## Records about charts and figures
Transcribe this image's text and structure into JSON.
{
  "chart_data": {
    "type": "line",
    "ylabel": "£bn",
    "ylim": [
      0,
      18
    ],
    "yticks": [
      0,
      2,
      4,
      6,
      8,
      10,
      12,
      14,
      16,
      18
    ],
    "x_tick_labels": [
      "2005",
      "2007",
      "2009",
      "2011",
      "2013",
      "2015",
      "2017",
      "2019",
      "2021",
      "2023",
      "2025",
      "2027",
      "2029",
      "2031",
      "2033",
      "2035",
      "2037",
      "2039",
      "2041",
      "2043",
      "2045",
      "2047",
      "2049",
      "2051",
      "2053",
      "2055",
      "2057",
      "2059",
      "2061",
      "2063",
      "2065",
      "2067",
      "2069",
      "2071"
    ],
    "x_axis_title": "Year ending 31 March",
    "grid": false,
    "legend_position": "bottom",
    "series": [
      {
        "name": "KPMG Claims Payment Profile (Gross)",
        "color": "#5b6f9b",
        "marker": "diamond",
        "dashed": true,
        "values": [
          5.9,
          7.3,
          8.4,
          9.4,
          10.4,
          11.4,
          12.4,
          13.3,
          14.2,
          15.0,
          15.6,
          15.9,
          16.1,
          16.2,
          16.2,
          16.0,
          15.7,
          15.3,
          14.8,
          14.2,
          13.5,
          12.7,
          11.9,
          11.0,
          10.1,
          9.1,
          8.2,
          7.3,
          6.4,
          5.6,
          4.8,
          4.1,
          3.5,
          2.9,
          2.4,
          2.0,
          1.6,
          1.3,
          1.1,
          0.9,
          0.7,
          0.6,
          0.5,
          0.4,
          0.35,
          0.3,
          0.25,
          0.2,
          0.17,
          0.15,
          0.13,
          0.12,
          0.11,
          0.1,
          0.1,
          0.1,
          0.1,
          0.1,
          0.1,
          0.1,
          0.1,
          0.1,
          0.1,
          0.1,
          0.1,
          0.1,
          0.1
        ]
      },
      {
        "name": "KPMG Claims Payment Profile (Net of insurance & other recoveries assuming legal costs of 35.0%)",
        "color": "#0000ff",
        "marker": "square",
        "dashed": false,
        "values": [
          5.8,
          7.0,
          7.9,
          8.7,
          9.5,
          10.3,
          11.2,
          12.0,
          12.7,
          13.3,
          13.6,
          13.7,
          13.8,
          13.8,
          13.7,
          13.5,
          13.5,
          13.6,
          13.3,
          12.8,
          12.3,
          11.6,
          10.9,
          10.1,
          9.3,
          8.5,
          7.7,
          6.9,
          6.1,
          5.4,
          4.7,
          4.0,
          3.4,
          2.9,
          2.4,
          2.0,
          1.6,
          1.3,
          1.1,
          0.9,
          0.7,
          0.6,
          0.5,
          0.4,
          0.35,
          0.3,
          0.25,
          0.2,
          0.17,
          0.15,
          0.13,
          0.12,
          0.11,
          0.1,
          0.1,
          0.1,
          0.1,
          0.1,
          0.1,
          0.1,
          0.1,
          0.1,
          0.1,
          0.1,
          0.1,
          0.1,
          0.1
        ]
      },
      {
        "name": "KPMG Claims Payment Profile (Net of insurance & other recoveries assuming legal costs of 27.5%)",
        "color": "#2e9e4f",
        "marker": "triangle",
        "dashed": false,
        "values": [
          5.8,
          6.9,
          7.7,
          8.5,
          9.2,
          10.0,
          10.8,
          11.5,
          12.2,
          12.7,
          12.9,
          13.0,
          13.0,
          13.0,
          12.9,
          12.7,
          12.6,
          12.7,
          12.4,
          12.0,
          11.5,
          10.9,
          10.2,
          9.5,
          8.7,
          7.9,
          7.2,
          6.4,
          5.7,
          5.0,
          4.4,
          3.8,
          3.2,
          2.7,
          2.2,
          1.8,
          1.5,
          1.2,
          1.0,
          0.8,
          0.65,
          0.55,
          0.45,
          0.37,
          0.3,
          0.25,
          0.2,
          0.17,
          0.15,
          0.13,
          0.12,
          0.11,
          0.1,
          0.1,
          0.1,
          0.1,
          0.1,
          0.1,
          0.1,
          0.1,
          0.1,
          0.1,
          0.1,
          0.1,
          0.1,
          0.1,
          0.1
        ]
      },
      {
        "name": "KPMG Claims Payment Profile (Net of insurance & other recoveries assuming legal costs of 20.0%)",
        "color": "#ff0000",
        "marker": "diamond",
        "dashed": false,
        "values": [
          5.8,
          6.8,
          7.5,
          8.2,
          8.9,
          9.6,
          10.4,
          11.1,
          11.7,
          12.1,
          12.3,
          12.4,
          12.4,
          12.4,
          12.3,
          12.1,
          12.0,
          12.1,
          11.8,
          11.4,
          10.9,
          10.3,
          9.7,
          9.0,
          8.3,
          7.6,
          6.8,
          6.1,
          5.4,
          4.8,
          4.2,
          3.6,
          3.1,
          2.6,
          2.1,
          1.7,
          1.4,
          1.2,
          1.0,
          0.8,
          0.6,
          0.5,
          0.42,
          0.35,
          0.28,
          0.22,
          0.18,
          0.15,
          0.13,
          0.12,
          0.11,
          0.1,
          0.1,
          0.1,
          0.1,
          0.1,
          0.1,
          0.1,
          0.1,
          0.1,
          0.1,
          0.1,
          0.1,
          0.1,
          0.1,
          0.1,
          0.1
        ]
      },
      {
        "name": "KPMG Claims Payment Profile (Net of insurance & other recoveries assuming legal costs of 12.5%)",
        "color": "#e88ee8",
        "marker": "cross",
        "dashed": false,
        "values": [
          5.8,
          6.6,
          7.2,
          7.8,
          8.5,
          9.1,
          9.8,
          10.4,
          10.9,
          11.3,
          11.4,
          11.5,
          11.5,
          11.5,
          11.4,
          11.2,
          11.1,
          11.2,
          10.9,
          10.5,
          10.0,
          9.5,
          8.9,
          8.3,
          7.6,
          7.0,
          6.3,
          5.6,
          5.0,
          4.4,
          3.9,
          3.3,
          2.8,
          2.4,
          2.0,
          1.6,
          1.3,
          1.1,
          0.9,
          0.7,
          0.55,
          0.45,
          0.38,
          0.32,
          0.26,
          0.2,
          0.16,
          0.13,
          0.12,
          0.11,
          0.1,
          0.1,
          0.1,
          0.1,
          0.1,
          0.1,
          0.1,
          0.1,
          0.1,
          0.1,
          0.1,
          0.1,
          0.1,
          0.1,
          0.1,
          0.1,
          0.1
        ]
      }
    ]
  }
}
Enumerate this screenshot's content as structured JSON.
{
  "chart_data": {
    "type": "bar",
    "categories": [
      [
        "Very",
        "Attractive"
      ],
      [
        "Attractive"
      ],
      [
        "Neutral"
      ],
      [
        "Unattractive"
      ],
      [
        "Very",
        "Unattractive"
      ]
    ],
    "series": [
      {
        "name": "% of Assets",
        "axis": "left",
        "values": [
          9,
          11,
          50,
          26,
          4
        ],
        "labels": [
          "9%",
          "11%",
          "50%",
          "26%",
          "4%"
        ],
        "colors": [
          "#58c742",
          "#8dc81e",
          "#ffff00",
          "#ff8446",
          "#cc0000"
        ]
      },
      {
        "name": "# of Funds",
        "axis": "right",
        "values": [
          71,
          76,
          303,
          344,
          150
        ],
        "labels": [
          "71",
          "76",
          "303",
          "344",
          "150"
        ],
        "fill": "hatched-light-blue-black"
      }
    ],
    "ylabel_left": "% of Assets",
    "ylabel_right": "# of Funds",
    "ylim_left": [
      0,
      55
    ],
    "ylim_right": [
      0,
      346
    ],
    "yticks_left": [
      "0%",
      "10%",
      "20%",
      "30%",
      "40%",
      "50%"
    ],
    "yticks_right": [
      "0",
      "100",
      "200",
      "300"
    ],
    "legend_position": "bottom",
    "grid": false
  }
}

## Task requirements
Extract all the entries word for word.

## Written reply
Transcribe this image's text and structure into JSON.
{
  "chart_data": {
    "type": "line",
    "ylabel": "£bn",
    "ylim": [
      0,
      18
    ],
    "yticks": [
      0,
      2,
      4,
      6,
      8,
      10,
      12,
      14,
      16,
      18
    ],
    "x_tick_labels": [
      "2005",
      "2007",
      "2009",
      "2011",
      "2013",
      "2015",
      "2017",
      "2019",
      "2021",
      "2023",
      "2025",
      "2027",
      "2029",
      "2031",
      "2033",
      "2035",
      "2037",
      "2039",
      "2041",
      "2043",
      "2045",
      "2047",
      "2049",
      "2051",
      "2053",
      "2055",
      "2057",
      "2059",
      "2061",
      "2063",
      "2065",
      "2067",
      "2069",
      "2071"
    ],
    "x_axis_title": "Year ending 31 March",
    "grid": false,
    "legend_position": "bottom",
    "series": [
      {
        "name": "KPMG Claims Payment Profile (Gross)",
        "color": "#5b6f9b",
        "marker": "diamond",
        "dashed": true,
        "values": [
          5.9,
          7.3,
          8.4,
          9.4,
          10.4,
          11.4,
          12.4,
          13.3,
          14.2,
          15.0,
          15.6,
          15.9,
          16.1,
          16.2,
          16.2,
          16.0,
          15.7,
          15.3,
          14.8,
          14.2,
          13.5,
          12.7,
          11.9,
          11.0,
          10.1,
          9.1,
          8.2,
          7.3,
          6.4,
          5.6,
          4.8,
          4.1,
          3.5,
          2.9,
          2.4,
          2.0,
          1.6,
          1.3,
          1.1,
          0.9,
          0.7,
          0.6,
          0.5,
          0.4,
          0.35,
          0.3,
          0.25,
          0.2,
          0.17,
          0.15,
          0.13,
          0.12,
          0.11,
          0.1,
          0.1,
          0.1,
          0.1,
          0.1,
          0.1,
          0.1,
          0.1,
          0.1,
          0.1,
          0.1,
          0.1,
          0.1,
          0.1
        ]
      },
      {
        "name": "KPMG Claims Payment Profile (Net of insurance & other recoveries assuming legal costs of 35.0%)",
        "color": "#0000ff",
        "marker": "square",
        "dashed": false,
        "values": [
          5.8,
          7.0,
          7.9,
          8.7,
          9.5,
          10.3,
          11.2,
          12.0,
          12.7,
          13.3,
          13.6,
          13.7,
          13.8,
          13.8,
          13.7,
          13.5,
          13.5,
          13.6,
          13.3,
          12.8,
          12.3,
          11.6,
          10.9,
          10.1,
          9.3,
          8.5,
          7.7,
          6.9,
          6.1,
          5.4,
          4.7,
          4.0,
          3.4,
          2.9,
          2.4,
          2.0,
          1.6,
          1.3,
          1.1,
          0.9,
          0.7,
          0.6,
          0.5,
          0.4,
          0.35,
          0.3,
          0.25,
          0.2,
          0.17,
          0.15,
          0.13,
          0.12,
          0.11,
          0.1,
          0.1,
          0.1,
          0.1,
          0.1,
          0.1,
          0.1,
          0.1,
          0.1,
          0.1,
          0.1,
          0.1,
          0.1,
          0.1
        ]
      },
      {
        "name": "KPMG Claims Payment Profile (Net of insurance & other recoveries assuming legal costs of 27.5%)",
        "color": "#2e9e4f",
        "marker": "triangle",
        "dashed": false,
        "values": [
          5.8,
          6.9,
          7.7,
          8.5,
          9.2,
          10.0,
          10.8,
          11.5,
          12.2,
          12.7,
          12.9,
          13.0,
          13.0,
          13.0,
          12.9,
          12.7,
          12.6,
          12.7,
          12.4,
          12.0,
          11.5,
          10.9,
          10.2,
          9.5,
          8.7,
          7.9,
          7.2,
          6.4,
          5.7,
          5.0,
          4.4,
          3.8,
          3.2,
          2.7,
          2.2,
          1.8,
          1.5,
          1.2,
          1.0,
          0.8,
          0.65,
          0.55,
          0.45,
          0.37,
          0.3,
          0.25,
          0.2,
          0.17,
          0.15,
          0.13,
          0.12,
          0.11,
          0.1,
          0.1,
          0.1,
          0.1,
          0.1,
          0.1,
          0.1,
          0.1,
          0.1,
          0.1,
          0.1,
          0.1,
          0.1,
          0.1,
          0.1
        ]
      },
      {
        "name": "KPMG Claims Payment Profile (Net of insurance & other recoveries assuming legal costs of 20.0%)",
        "color": "#ff0000",
        "marker": "diamond",
        "dashed": false,
        "values": [
          5.8,
          6.8,
          7.5,
          8.2,
          8.9,
          9.6,
          10.4,
          11.1,
          11.7,
          12.1,
          12.3,
          12.4,
          12.4,
          12.4,
          12.3,
          12.1,
          12.0,
          12.1,
          11.8,
          11.4,
          10.9,
          10.3,
          9.7,
          9.0,
          8.3,
          7.6,
          6.8,
          6.1,
          5.4,
          4.8,
          4.2,
          3.6,
          3.1,
          2.6,
          2.1,
          1.7,
          1.4,
          1.2,
          1.0,
          0.8,
          0.6,
          0.5,
          0.42,
          0.35,
          0.28,
          0.22,
          0.18,
          0.15,
          0.13,
          0.12,
          0.11,
          0.1,
          0.1,
          0.1,
          0.1,
          0.1,
          0.1,
          0.1,
          0.1,
          0.1,
          0.1,
          0.1,
          0.1,
          0.1,
          0.1,
          0.1,
          0.1
        ]
      },
      {
        "name": "KPMG Claims Payment Profile (Net of insurance & other recoveries assuming legal costs of 12.5%)",
        "color": "#e88ee8",
        "marker": "cross",
        "dashed": false,
        "values": [
          5.8,
          6.6,
          7.2,
          7.8,
          8.5,
          9.1,
          9.8,
          10.4,
          10.9,
          11.3,
          11.4,
          11.5,
          11.5,
          11.5,
          11.4,
          11.2,
          11.1,
          11.2,
          10.9,
          10.5,
          10.0,
          9.5,
          8.9,
          8.3,
          7.6,
          7.0,
          6.3,
          5.6,
          5.0,
          4.4,
          3.9,
          3.3,
          2.8,
          2.4,
          2.0,
          1.6,
          1.3,
          1.1,
          0.9,
          0.7,
          0.55,
          0.45,
          0.38,
          0.32,
          0.26,
          0.2,
          0.16,
          0.13,
          0.12,
          0.11,
          0.1,
          0.1,
          0.1,
          0.1,
          0.1,
          0.1,
          0.1,
          0.1,
          0.1,
          0.1,
          0.1,
          0.1,
          0.1,
          0.1,
          0.1,
          0.1,
          0.1
        ]
      }
    ]
  }
}
Enumerate this screenshot's content as structured JSON.
{
  "chart_data": {
    "type": "bar",
    "categories": [
      [
        "Very",
        "Attractive"
      ],
      [
        "Attractive"
      ],
      [
        "Neutral"
      ],
      [
        "Unattractive"
      ],
      [
        "Very",
        "Unattractive"
      ]
    ],
    "series": [
      {
        "name": "% of Assets",
        "axis": "left",
        "values": [
          9,
          11,
          50,
          26,
          4
        ],
        "labels": [
          "9%",
          "11%",
          "50%",
          "26%",
          "4%"
        ],
        "colors": [
          "#58c742",
          "#8dc81e",
          "#ffff00",
          "#ff8446",
          "#cc0000"
        ]
      },
      {
        "name": "# of Funds",
        "axis": "right",
        "values": [
          71,
          76,
          303,
          344,
          150
        ],
        "labels": [
          "71",
          "76",
          "303",
          "344",
          "150"
        ],
        "fill": "hatched-light-blue-black"
      }
    ],
    "ylabel_left": "% of Assets",
    "ylabel_right": "# of Funds",
    "ylim_left": [
      0,
      55
    ],
    "ylim_right": [
      0,
      346
    ],
    "yticks_left": [
      "0%",
      "10%",
      "20%",
      "30%",
      "40%",
      "50%"
    ],
    "yticks_right": [
      "0",
      "100",
      "200",
      "300"
    ],
    "legend_position": "bottom",
    "grid": false
  }
}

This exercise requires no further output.